Listing:
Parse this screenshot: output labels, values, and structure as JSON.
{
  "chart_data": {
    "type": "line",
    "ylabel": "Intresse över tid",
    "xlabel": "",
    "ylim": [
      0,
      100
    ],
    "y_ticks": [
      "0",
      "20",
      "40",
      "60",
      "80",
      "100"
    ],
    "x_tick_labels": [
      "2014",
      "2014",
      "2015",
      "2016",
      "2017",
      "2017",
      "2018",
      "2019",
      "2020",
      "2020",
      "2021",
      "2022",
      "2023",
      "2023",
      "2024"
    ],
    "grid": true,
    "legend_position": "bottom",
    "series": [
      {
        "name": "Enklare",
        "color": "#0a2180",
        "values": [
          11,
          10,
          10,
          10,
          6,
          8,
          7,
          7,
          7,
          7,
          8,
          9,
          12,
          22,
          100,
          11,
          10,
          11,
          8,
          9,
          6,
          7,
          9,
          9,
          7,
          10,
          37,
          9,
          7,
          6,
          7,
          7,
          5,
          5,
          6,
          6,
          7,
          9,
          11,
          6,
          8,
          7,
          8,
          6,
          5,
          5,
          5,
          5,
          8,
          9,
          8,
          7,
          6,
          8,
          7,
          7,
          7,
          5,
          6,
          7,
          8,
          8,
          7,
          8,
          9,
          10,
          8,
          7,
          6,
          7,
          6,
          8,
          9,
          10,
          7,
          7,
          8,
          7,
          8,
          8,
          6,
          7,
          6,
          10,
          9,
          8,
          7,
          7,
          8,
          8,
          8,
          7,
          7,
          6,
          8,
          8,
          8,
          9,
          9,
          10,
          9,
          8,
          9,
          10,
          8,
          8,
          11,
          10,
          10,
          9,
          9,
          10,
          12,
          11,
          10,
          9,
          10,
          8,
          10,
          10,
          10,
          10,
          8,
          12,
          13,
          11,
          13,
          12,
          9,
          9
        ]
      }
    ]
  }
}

What is expected: From the records given above, copy all lines containing "values".

Solved problem:
Parse this screenshot: output labels, values, and structure as JSON.
        "values": [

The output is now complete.